Now there are some words and this you know. We talk about a critical challenge or we will talk about criteria for judgment and those are to put a finer point on. And if I can just very quickly, you know criteria, you know what. What are? Criteria can be either simply descriptive or they can be qualitative in nature. Simply descriptive or they can be qualitative in nature. So there we add the word for judgment to say when people are using criteria.

Speaker 2:

I had a gentleman taught woodworking and he said my criteria my kids have to build a box and my criteria is they have to use a particular one of the three types of corners. I teach some they have to have a lid and it has to be certain dimensions. Those are criteria but they're descriptive. There's no judgment in that. They're binary Either you did it or you didn't. Those criteria for judgment would outline the qualities I'm looking for in that work, you know there is a thinking behind it.

Speaker 2:

So sometimes the words are added to add clarity to what they're doing, what we're doing, and sometimes it's a matter of stripping back those words and reminding ourselves. You know, I find teachers find it always enlightening when I remind them that the word assessment comes from the Latin word assidere, meaning to sit alongside. It doesn't mean to sit in judgment, it means to sit in guidance, to support. So those are kind of two things that guide us in trying to not. I often go into places I'm working, though and say look, if there's language people are getting tripped up on, just tell me the language you're already using. We don't need to add more layers on that. So if you're using essential questions and I'm using a throughline question then just let's decide on which one you want to use, and I'll get caught up in language absolutely I like to.

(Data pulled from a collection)
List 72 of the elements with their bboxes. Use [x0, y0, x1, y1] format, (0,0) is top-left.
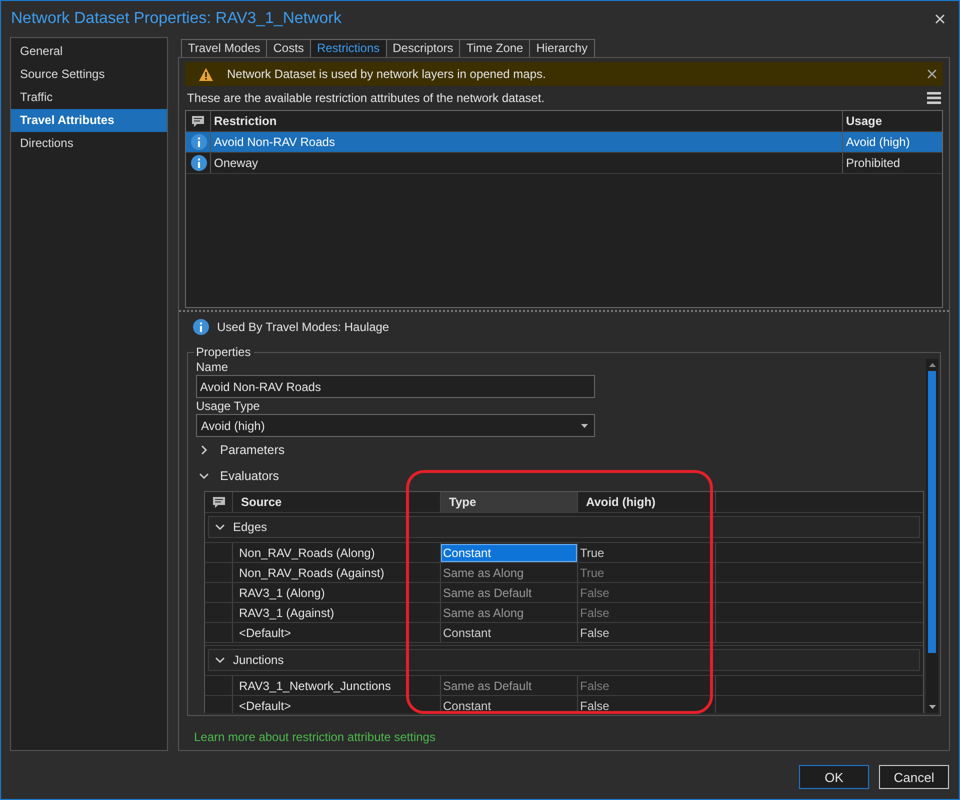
caret-icon — [581, 424, 588, 428]
table-cell: Non_RAV_Roads (Against) — [233, 563, 441, 582]
chevron-down-icon — [199, 471, 209, 481]
type-cell[interactable]: Constant — [442, 544, 576, 560]
column-header[interactable]: Usage — [843, 111, 942, 131]
group-header[interactable]: Edges — [208, 516, 920, 538]
chevron-down-icon — [215, 655, 225, 665]
sidebar-item[interactable]: Traffic — [11, 86, 167, 109]
warning-icon — [199, 68, 213, 80]
column-header[interactable]: Avoid (high) — [578, 492, 716, 512]
column-header[interactable]: Restriction — [211, 111, 843, 131]
table-row[interactable]: Oneway Prohibited — [186, 153, 942, 174]
type-cell[interactable]: Constant — [442, 624, 576, 640]
table-cell: Avoid Non-RAV Roads — [211, 132, 843, 152]
chevron-right-icon — [199, 445, 209, 455]
close-icon — [927, 69, 937, 79]
table-cell: <Default> — [233, 623, 441, 642]
sidebar-item[interactable]: Source Settings — [11, 63, 167, 86]
table-cell-text: False — [579, 678, 610, 694]
table-cell-text: False — [579, 604, 610, 620]
tab[interactable]: Restrictions — [310, 39, 387, 57]
field-label: Name — [196, 359, 230, 375]
table-cell: RAV3_1 (Against) — [233, 603, 441, 622]
column-header[interactable]: Type — [441, 492, 578, 512]
sidebar-item[interactable]: Directions — [11, 132, 167, 155]
info-icon — [191, 155, 207, 171]
help-link[interactable]: Learn more about restriction attribute settings — [194, 730, 949, 744]
name-field[interactable]: Avoid Non-RAV Roads — [196, 375, 595, 398]
table-cell: RAV3_1 (Along) — [233, 583, 441, 602]
chevron-down-icon — [215, 522, 225, 532]
description-text: These are the available restriction attributes of the network dataset. — [187, 91, 545, 105]
comment-icon — [191, 115, 205, 127]
used-by-text: Used By Travel Modes: Haulage — [217, 320, 390, 334]
type-cell[interactable]: Same as Default — [442, 584, 576, 600]
table-cell-text: Avoid (high) — [845, 134, 911, 151]
scrollbar[interactable] — [926, 359, 938, 713]
up-arrow-icon — [928, 363, 936, 367]
section-toggle[interactable]: Parameters — [196, 437, 924, 463]
table-cell: <Default> — [233, 696, 441, 713]
dialog-button[interactable]: OK — [799, 765, 869, 789]
info-icon — [193, 319, 209, 335]
table-cell-text: True — [579, 544, 606, 560]
sidebar-item[interactable]: General — [11, 40, 167, 63]
type-cell[interactable]: Constant — [442, 698, 576, 713]
table-cell-text: Prohibited — [845, 155, 902, 172]
group-title: Properties — [194, 345, 254, 359]
type-cell[interactable]: Same as Along — [442, 564, 576, 580]
tab[interactable]: Hierarchy — [529, 39, 595, 57]
group-header[interactable]: Junctions — [208, 649, 920, 671]
table-cell-text: False — [579, 584, 610, 600]
type-cell[interactable]: Same as Along — [442, 604, 576, 620]
down-arrow-icon — [928, 705, 936, 709]
type-cell[interactable]: Same as Default — [442, 678, 576, 694]
usage-type-dropdown[interactable]: Avoid (high) — [196, 414, 595, 437]
table-cell-text: False — [579, 698, 610, 713]
table-cell: Oneway — [211, 153, 843, 173]
info-icon — [191, 134, 207, 150]
dialog-button[interactable]: Cancel — [879, 765, 949, 789]
menu-icon — [927, 92, 941, 104]
comment-icon — [212, 496, 226, 508]
window-title: Network Dataset Properties: RAV3_1_Network — [11, 10, 342, 28]
table-cell: RAV3_1_Network_Junctions — [233, 676, 441, 695]
tab[interactable]: Travel Modes — [181, 39, 268, 57]
section-toggle[interactable]: Evaluators — [196, 463, 924, 489]
sidebar-item[interactable]: Travel Attributes — [11, 109, 167, 132]
warning-text: Network Dataset is used by network layers in opened maps. — [227, 67, 546, 81]
field-label: Usage Type — [196, 398, 261, 414]
tab[interactable]: Descriptors — [386, 39, 460, 57]
table-row[interactable]: Avoid Non-RAV Roads Avoid (high) — [186, 132, 942, 153]
table-cell-text: False — [579, 624, 610, 640]
table-cell-text: True — [579, 564, 606, 580]
close-icon — [935, 14, 945, 24]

Written task: Rewrite the stretch of the transcript on assessment criteria from "Now there are" through "are using criteria.", putting "evaluative" in place of "qualitative". The listing isn't needed here.

Solution to the exercise:
Now there are some words and this you know. We talk about a critical challenge or we will talk about criteria for judgment and those are to put a finer point on. And if I can just very quickly, you know criteria, you know what. What are? Criteria can be either simply descriptive or they can be evaluative in nature. Simply descriptive or they can be evaluative in nature. So there we add the word for judgment to say when people are using criteria.